• **MATERIALS PROVIDED**
****************************************

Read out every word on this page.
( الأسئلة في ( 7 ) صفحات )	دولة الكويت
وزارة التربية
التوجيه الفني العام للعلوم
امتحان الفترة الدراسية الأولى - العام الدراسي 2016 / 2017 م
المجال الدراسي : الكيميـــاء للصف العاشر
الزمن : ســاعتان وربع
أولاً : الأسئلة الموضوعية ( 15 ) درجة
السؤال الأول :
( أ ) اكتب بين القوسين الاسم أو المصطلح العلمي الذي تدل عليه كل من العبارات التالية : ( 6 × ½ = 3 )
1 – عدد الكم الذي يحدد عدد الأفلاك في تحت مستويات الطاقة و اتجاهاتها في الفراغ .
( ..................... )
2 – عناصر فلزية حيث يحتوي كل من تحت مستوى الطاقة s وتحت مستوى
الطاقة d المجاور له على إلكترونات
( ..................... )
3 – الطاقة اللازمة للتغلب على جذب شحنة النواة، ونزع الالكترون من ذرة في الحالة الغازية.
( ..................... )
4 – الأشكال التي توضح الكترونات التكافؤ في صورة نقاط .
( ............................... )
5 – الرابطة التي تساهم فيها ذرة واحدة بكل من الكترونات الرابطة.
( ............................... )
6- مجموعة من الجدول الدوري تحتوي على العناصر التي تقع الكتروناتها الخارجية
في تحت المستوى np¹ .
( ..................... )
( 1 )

****************************************

• **TO BE DONE**
Extract the full listing above without alteration.

• **FULL OUTPUT**
Read out every word on this page.
( الأسئلة في ( 7 ) صفحات )	دولة الكويت
وزارة التربية
التوجيه الفني العام للعلوم
امتحان الفترة الدراسية الأولى - العام الدراسي 2016 / 2017 م
المجال الدراسي : الكيميـــاء للصف العاشر
الزمن : ســاعتان وربع
أولاً : الأسئلة الموضوعية ( 15 ) درجة
السؤال الأول :
( أ ) اكتب بين القوسين الاسم أو المصطلح العلمي الذي تدل عليه كل من العبارات التالية : ( 6 × ½ = 3 )
1 – عدد الكم الذي يحدد عدد الأفلاك في تحت مستويات الطاقة و اتجاهاتها في الفراغ .
( ..................... )
2 – عناصر فلزية حيث يحتوي كل من تحت مستوى الطاقة s وتحت مستوى
الطاقة d المجاور له على إلكترونات
( ..................... )
3 – الطاقة اللازمة للتغلب على جذب شحنة النواة، ونزع الالكترون من ذرة في الحالة الغازية.
( ..................... )
4 – الأشكال التي توضح الكترونات التكافؤ في صورة نقاط .
( ............................... )
5 – الرابطة التي تساهم فيها ذرة واحدة بكل من الكترونات الرابطة.
( ............................... )
6- مجموعة من الجدول الدوري تحتوي على العناصر التي تقع الكتروناتها الخارجية
في تحت المستوى np¹ .
( ..................... )
( 1 )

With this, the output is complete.